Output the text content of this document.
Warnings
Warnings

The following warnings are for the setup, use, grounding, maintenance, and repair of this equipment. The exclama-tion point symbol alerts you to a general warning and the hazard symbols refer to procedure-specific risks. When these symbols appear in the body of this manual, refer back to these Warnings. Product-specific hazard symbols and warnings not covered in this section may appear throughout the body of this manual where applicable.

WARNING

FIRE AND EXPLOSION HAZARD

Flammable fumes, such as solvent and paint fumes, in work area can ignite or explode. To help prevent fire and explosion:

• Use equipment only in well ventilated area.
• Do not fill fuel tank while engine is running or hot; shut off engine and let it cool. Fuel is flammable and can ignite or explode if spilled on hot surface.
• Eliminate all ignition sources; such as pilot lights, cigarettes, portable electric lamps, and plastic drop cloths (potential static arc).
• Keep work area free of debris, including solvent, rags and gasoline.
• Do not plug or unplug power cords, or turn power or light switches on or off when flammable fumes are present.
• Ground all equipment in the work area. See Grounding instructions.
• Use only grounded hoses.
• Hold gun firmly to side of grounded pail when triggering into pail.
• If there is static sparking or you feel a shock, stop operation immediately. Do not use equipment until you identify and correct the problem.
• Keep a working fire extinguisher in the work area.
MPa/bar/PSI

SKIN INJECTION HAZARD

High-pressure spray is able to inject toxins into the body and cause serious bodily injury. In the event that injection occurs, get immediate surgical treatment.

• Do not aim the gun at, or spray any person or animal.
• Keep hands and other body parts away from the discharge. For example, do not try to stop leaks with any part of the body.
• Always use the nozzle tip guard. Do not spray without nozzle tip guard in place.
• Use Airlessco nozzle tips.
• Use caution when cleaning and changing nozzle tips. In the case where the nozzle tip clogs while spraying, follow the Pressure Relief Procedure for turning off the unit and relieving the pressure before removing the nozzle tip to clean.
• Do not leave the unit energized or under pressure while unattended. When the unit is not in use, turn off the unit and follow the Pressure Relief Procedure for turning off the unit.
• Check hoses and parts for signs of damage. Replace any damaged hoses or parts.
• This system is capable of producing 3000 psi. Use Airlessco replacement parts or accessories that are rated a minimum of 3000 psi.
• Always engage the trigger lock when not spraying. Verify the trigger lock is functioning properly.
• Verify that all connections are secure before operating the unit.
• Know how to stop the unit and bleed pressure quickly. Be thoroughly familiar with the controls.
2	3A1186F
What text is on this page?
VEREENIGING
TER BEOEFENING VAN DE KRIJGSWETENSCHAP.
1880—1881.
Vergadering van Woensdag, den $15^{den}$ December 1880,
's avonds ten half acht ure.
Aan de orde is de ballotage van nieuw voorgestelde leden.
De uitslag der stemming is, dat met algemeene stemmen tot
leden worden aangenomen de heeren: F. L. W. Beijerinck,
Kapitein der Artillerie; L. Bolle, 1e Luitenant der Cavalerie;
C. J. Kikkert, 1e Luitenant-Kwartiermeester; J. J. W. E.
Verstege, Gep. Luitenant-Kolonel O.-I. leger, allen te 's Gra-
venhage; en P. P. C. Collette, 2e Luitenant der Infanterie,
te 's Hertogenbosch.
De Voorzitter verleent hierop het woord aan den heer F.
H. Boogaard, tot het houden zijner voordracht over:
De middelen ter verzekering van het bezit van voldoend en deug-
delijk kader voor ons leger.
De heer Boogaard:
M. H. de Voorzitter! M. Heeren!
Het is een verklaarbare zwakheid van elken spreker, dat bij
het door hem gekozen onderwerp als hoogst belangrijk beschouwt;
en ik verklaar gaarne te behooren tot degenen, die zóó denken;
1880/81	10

Brief – Print each line of the data exactly as it was written.

Solution for this exercise –
Output the text content of this document.
Warnings
Warnings

The following warnings are for the setup, use, grounding, maintenance, and repair of this equipment. The exclama-tion point symbol alerts you to a general warning and the hazard symbols refer to procedure-specific risks. When these symbols appear in the body of this manual, refer back to these Warnings. Product-specific hazard symbols and warnings not covered in this section may appear throughout the body of this manual where applicable.

WARNING

FIRE AND EXPLOSION HAZARD

Flammable fumes, such as solvent and paint fumes, in work area can ignite or explode. To help prevent fire and explosion:

• Use equipment only in well ventilated area.
• Do not fill fuel tank while engine is running or hot; shut off engine and let it cool. Fuel is flammable and can ignite or explode if spilled on hot surface.
• Eliminate all ignition sources; such as pilot lights, cigarettes, portable electric lamps, and plastic drop cloths (potential static arc).
• Keep work area free of debris, including solvent, rags and gasoline.
• Do not plug or unplug power cords, or turn power or light switches on or off when flammable fumes are present.
• Ground all equipment in the work area. See Grounding instructions.
• Use only grounded hoses.
• Hold gun firmly to side of grounded pail when triggering into pail.
• If there is static sparking or you feel a shock, stop operation immediately. Do not use equipment until you identify and correct the problem.
• Keep a working fire extinguisher in the work area.
MPa/bar/PSI

SKIN INJECTION HAZARD

High-pressure spray is able to inject toxins into the body and cause serious bodily injury. In the event that injection occurs, get immediate surgical treatment.

• Do not aim the gun at, or spray any person or animal.
• Keep hands and other body parts away from the discharge. For example, do not try to stop leaks with any part of the body.
• Always use the nozzle tip guard. Do not spray without nozzle tip guard in place.
• Use Airlessco nozzle tips.
• Use caution when cleaning and changing nozzle tips. In the case where the nozzle tip clogs while spraying, follow the Pressure Relief Procedure for turning off the unit and relieving the pressure before removing the nozzle tip to clean.
• Do not leave the unit energized or under pressure while unattended. When the unit is not in use, turn off the unit and follow the Pressure Relief Procedure for turning off the unit.
• Check hoses and parts for signs of damage. Replace any damaged hoses or parts.
• This system is capable of producing 3000 psi. Use Airlessco replacement parts or accessories that are rated a minimum of 3000 psi.
• Always engage the trigger lock when not spraying. Verify the trigger lock is functioning properly.
• Verify that all connections are secure before operating the unit.
• Know how to stop the unit and bleed pressure quickly. Be thoroughly familiar with the controls.
2	3A1186F
What text is on this page?
VEREENIGING
TER BEOEFENING VAN DE KRIJGSWETENSCHAP.
1880—1881.
Vergadering van Woensdag, den $15^{den}$ December 1880,
's avonds ten half acht ure.
Aan de orde is de ballotage van nieuw voorgestelde leden.
De uitslag der stemming is, dat met algemeene stemmen tot
leden worden aangenomen de heeren: F. L. W. Beijerinck,
Kapitein der Artillerie; L. Bolle, 1e Luitenant der Cavalerie;
C. J. Kikkert, 1e Luitenant-Kwartiermeester; J. J. W. E.
Verstege, Gep. Luitenant-Kolonel O.-I. leger, allen te 's Gra-
venhage; en P. P. C. Collette, 2e Luitenant der Infanterie,
te 's Hertogenbosch.
De Voorzitter verleent hierop het woord aan den heer F.
H. Boogaard, tot het houden zijner voordracht over:
De middelen ter verzekering van het bezit van voldoend en deug-
delijk kader voor ons leger.
De heer Boogaard:
M. H. de Voorzitter! M. Heeren!
Het is een verklaarbare zwakheid van elken spreker, dat bij
het door hem gekozen onderwerp als hoogst belangrijk beschouwt;
en ik verklaar gaarne te behooren tot degenen, die zóó denken;
1880/81	10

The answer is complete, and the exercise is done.